The Western Desert in Egypt is currently the largest oil-producing basin in Egypt, with a production rate of 1.9 million barrels of oil per day (BOPD, Hassan et al., 2023). In the past 10 years, the primary producing layers in the Western Desert have transitioned from the Cretaceous to the Cretaceous–Jurassic–Paleozoic. The Triassic is eroded due to tectonic uplift. Although the Paleozoic in the Western Desert shows deep burial depths of over 4000 m, multiple giant oil and gas fields have been discovered in the past decade, such as the Ptah oil field. The average pay thickness of the Cambrian Shiffah Formation in this field exceeds 40 m, with high production rates. For example, wells Ptah-1 and Ptah-3 yielded production rates of 2350 and 2000 BOPD, respectively (Energy Report, 2015). In 2023, well I in the Shushan Depression showed a pay thickness of over 40 m (av. porosity of 10.7%) for the Shiffah Formation reservoir, with a tested production rate of 1500 BOPD. These findings indicate significant exploration potential in the Paleozoic reservoirs. Previous studies on the Paleozoic of the Western Desert have mainly focused on source rocks (El Matboly et al., 2022) and hydrocarbon migration (Mahmoud et al., 2023). However, the sediment source and formation mechanisms of the Paleozoic reservoirs are limitedly reported. Previous research about the reservoir evolution and distribution in the Western Desert focused on the Mesozoic and Cenozoic (Abdelaziz et al., 2016; Elmahdy et al., 2020; Hakimi et al., 2023; Rifai et al., 2006).

========================================

Given task 1: Do these statements agree with the passage on oil reservoirs in Egypt's Western Desert? (a) The Triassic there is eroded because of tectonic uplift. (b) Well Ptah-3 yielded a higher production rate than well Ptah-1. (c) Well I in the Shushan Depression was tested at 1500 BOPD.
Given task 2: Can you write the next part of the passage on oil reservoirs in Egypt's Western Desert, beginning after its last sentence?

Listings of regions and labels
========================================

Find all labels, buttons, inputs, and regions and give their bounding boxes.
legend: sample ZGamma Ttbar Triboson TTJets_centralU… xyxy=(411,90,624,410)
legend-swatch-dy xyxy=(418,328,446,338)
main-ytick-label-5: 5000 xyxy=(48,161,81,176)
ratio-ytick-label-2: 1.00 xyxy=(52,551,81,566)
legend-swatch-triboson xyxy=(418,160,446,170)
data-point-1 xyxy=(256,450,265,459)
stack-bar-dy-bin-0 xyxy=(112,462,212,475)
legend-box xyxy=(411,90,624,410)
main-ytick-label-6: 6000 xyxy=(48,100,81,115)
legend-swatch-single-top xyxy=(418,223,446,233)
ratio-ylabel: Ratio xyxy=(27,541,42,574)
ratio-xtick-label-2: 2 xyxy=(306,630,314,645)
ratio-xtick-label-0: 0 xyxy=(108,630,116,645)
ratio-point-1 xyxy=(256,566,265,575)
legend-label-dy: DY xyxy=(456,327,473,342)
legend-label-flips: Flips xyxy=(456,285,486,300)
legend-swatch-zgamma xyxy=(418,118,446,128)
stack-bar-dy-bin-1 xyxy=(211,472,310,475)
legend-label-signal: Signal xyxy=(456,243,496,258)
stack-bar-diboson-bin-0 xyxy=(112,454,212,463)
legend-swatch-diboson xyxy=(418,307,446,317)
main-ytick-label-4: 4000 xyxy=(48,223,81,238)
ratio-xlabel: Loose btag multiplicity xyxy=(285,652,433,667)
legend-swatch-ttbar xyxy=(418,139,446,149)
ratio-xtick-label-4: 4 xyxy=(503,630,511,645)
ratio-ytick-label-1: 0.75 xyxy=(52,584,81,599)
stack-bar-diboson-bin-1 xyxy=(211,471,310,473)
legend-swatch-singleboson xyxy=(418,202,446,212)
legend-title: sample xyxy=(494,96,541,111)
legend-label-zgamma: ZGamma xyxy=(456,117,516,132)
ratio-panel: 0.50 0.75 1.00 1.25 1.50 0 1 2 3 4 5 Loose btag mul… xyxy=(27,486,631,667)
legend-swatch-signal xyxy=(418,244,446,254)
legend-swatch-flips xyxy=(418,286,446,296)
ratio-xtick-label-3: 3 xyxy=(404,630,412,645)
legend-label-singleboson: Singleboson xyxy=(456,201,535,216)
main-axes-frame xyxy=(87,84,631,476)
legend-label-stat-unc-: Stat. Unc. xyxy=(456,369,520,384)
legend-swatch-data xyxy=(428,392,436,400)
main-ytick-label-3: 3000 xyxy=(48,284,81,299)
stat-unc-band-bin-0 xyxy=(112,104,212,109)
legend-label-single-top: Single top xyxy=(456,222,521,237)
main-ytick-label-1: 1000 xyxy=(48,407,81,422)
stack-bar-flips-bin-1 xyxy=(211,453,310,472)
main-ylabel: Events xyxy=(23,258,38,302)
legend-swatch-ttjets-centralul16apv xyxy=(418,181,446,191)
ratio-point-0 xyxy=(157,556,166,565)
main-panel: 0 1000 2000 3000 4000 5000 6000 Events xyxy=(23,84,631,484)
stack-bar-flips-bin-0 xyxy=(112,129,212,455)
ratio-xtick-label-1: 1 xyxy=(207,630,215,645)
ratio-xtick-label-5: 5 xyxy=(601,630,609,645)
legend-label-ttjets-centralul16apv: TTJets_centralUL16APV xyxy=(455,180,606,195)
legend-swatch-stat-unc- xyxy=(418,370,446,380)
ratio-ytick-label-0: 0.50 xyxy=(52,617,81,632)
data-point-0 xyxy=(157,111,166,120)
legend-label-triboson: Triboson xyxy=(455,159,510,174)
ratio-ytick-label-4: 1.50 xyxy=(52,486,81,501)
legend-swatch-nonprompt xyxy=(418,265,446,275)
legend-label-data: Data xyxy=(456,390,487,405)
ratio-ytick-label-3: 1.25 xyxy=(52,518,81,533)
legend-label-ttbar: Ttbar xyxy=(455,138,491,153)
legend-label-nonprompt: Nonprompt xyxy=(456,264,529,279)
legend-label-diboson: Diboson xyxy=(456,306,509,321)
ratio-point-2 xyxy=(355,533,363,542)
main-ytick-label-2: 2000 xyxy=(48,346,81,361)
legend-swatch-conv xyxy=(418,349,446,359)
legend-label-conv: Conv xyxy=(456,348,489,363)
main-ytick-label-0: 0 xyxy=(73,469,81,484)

========================================

Expected output 1:
(a) Yes: "The Triassic is eroded due to tectonic uplift."
(b) No: "wells Ptah-1 and Ptah-3 yielded production rates of 2350 and 2000 BOPD, respectively"
(c) Yes: "with a tested production rate of 1500 BOPD"

Expected output 2:
To solve the above questions, a comprehensive study of the Paleozoic reservoirs in the Western Desert of Egypt is shown here. Detailed petrographic observations, elemental analysis, and petrophysical analysis are performed to generate clear understanding of the sedimentary environment and reservoir evolution. This study aims to (i) elucidate the sediment source of the Paleozoic in the Western Desert; (ii) discuss the effects of sedimentary facies, diagenetic events, and tectonic activity on reservoir evolution; and (iii) indicate the implications for global deep-burial sandstone reservoirs.

Geological settings

The Western Desert is located in the northeastern part of the African Plate, covering an area of ca. 132,000 km² (Figure 1). This basin consists of eight depressions, three uplifts, and two domes. The Western Desert underwent complex tectonic activities. In the Paleozoic, this basin is characterized by stable craton. Correspondingly, sandstone and shale layers were widely deposited. This basin subsequently underwent two phases of rifting and compression–inversion in the Mesozoic. In the Early Jurassic, coinciding with the breakup of the Gondwana supercontinent, the Western Desert is characterized by a rifting phase. Local structural compression–inversion occurred in the basin during the Late Jurassic. In the Early Cretaceous, this basin continued to subside, experiencing rift sedimentation, and the Neo-Tethys Ocean started to retreat in the Late Cretaceous. In the Cenozoic, the Western Desert continued to be a relatively stable carbonate platform.

Figure 1.

Distribution map of early Paleozoic depositional facies in the Western Desert, Egypt (modified from Wanas, 2011).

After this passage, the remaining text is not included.